** start **

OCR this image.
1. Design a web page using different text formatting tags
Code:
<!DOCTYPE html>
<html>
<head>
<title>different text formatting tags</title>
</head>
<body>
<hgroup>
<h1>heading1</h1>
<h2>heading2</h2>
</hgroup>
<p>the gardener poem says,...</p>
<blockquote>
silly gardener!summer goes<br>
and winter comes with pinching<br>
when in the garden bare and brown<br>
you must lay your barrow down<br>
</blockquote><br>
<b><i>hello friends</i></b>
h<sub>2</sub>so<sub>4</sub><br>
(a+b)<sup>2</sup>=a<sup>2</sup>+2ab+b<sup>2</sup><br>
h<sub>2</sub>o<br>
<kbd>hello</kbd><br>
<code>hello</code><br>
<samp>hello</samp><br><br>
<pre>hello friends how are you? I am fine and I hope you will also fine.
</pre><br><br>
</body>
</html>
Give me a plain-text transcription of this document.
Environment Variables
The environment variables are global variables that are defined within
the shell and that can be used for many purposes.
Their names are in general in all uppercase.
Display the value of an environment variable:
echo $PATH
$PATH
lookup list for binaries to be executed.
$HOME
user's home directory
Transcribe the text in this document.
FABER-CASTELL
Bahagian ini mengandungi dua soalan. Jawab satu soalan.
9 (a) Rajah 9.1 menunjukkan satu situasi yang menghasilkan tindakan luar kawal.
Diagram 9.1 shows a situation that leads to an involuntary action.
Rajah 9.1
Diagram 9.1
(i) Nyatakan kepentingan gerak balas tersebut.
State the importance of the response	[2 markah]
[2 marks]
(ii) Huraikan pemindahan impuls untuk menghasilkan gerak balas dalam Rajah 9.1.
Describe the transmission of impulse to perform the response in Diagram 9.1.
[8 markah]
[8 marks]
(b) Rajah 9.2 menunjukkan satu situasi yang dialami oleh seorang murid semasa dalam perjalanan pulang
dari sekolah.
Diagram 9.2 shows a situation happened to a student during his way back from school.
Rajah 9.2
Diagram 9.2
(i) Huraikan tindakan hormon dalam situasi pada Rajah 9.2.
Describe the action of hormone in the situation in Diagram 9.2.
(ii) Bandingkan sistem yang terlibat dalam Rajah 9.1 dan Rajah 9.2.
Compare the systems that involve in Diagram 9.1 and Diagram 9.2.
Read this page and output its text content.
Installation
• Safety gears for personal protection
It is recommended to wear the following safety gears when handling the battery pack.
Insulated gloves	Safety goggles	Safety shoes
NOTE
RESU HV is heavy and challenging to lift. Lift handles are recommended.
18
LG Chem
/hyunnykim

** end **

#### WHAT THE TASK ASKS:
Your task is to repeat the data exactly; please include every line.

#### OUTPUT OF THE TASK:
OCR this image.
1. Design a web page using different text formatting tags
Code:
<!DOCTYPE html>
<html>
<head>
<title>different text formatting tags</title>
</head>
<body>
<hgroup>
<h1>heading1</h1>
<h2>heading2</h2>
</hgroup>
<p>the gardener poem says,...</p>
<blockquote>
silly gardener!summer goes<br>
and winter comes with pinching<br>
when in the garden bare and brown<br>
you must lay your barrow down<br>
</blockquote><br>
<b><i>hello friends</i></b>
h<sub>2</sub>so<sub>4</sub><br>
(a+b)<sup>2</sup>=a<sup>2</sup>+2ab+b<sup>2</sup><br>
h<sub>2</sub>o<br>
<kbd>hello</kbd><br>
<code>hello</code><br>
<samp>hello</samp><br><br>
<pre>hello friends how are you? I am fine and I hope you will also fine.
</pre><br><br>
</body>
</html>
Give me a plain-text transcription of this document.
Environment Variables
The environment variables are global variables that are defined within
the shell and that can be used for many purposes.
Their names are in general in all uppercase.
Display the value of an environment variable:
echo $PATH
$PATH
lookup list for binaries to be executed.
$HOME
user's home directory
Transcribe the text in this document.
FABER-CASTELL
Bahagian ini mengandungi dua soalan. Jawab satu soalan.
9 (a) Rajah 9.1 menunjukkan satu situasi yang menghasilkan tindakan luar kawal.
Diagram 9.1 shows a situation that leads to an involuntary action.
Rajah 9.1
Diagram 9.1
(i) Nyatakan kepentingan gerak balas tersebut.
State the importance of the response	[2 markah]
[2 marks]
(ii) Huraikan pemindahan impuls untuk menghasilkan gerak balas dalam Rajah 9.1.
Describe the transmission of impulse to perform the response in Diagram 9.1.
[8 markah]
[8 marks]
(b) Rajah 9.2 menunjukkan satu situasi yang dialami oleh seorang murid semasa dalam perjalanan pulang
dari sekolah.
Diagram 9.2 shows a situation happened to a student during his way back from school.
Rajah 9.2
Diagram 9.2
(i) Huraikan tindakan hormon dalam situasi pada Rajah 9.2.
Describe the action of hormone in the situation in Diagram 9.2.
(ii) Bandingkan sistem yang terlibat dalam Rajah 9.1 dan Rajah 9.2.
Compare the systems that involve in Diagram 9.1 and Diagram 9.2.
Read this page and output its text content.
Installation
• Safety gears for personal protection
It is recommended to wear the following safety gears when handling the battery pack.
Insulated gloves	Safety goggles	Safety shoes
NOTE
RESU HV is heavy and challenging to lift. Lift handles are recommended.
18
LG Chem
/hyunnykim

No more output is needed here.